[DIRECTIVE] Would you set down every entry shown below, precisely as written?

[TASK INPUTS]
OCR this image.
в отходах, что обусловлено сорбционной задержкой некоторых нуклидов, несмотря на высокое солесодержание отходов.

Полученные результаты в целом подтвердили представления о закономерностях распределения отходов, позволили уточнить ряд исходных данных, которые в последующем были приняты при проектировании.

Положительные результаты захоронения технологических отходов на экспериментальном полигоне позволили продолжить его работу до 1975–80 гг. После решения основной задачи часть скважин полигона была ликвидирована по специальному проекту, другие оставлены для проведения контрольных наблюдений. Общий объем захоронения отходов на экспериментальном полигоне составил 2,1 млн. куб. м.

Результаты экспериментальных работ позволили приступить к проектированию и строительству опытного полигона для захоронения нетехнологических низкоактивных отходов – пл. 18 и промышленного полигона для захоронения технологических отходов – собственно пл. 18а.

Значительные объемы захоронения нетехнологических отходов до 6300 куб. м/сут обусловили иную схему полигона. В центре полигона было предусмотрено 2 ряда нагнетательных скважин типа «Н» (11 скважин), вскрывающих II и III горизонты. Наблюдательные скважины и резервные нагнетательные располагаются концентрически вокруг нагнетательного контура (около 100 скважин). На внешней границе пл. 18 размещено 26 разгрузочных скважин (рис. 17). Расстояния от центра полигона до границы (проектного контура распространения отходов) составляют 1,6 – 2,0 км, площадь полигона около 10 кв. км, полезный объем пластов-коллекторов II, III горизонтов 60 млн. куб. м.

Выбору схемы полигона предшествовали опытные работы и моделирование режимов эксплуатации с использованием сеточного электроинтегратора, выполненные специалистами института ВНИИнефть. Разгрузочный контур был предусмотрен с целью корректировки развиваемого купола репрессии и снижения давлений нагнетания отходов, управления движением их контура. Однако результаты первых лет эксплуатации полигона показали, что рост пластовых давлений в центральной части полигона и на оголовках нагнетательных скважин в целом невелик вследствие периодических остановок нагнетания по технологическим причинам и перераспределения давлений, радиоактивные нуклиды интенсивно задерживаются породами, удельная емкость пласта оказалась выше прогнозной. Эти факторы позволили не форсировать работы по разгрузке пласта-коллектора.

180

[SOLVED PROBLEM]
OCR this image.
в отходах, что обусловлено сорбционной задержкой некоторых нуклидов, несмотря на высокое солесодержание отходов.

Полученные результаты в целом подтвердили представления о закономерностях распределения отходов, позволили уточнить ряд исходных данных, которые в последующем были приняты при проектировании.

Положительные результаты захоронения технологических отходов на экспериментальном полигоне позволили продолжить его работу до 1975–80 гг. После решения основной задачи часть скважин полигона была ликвидирована по специальному проекту, другие оставлены для проведения контрольных наблюдений. Общий объем захоронения отходов на экспериментальном полигоне составил 2,1 млн. куб. м.

Результаты экспериментальных работ позволили приступить к проектированию и строительству опытного полигона для захоронения нетехнологических низкоактивных отходов – пл. 18 и промышленного полигона для захоронения технологических отходов – собственно пл. 18а.

Значительные объемы захоронения нетехнологических отходов до 6300 куб. м/сут обусловили иную схему полигона. В центре полигона было предусмотрено 2 ряда нагнетательных скважин типа «Н» (11 скважин), вскрывающих II и III горизонты. Наблюдательные скважины и резервные нагнетательные располагаются концентрически вокруг нагнетательного контура (около 100 скважин). На внешней границе пл. 18 размещено 26 разгрузочных скважин (рис. 17). Расстояния от центра полигона до границы (проектного контура распространения отходов) составляют 1,6 – 2,0 км, площадь полигона около 10 кв. км, полезный объем пластов-коллекторов II, III горизонтов 60 млн. куб. м.

Выбору схемы полигона предшествовали опытные работы и моделирование режимов эксплуатации с использованием сеточного электроинтегратора, выполненные специалистами института ВНИИнефть. Разгрузочный контур был предусмотрен с целью корректировки развиваемого купола репрессии и снижения давлений нагнетания отходов, управления движением их контура. Однако результаты первых лет эксплуатации полигона показали, что рост пластовых давлений в центральной части полигона и на оголовках нагнетательных скважин в целом невелик вследствие периодических остановок нагнетания по технологическим причинам и перераспределения давлений, радиоактивные нуклиды интенсивно задерживаются породами, удельная емкость пласта оказалась выше прогнозной. Эти факторы позволили не форсировать работы по разгрузке пласта-коллектора.

180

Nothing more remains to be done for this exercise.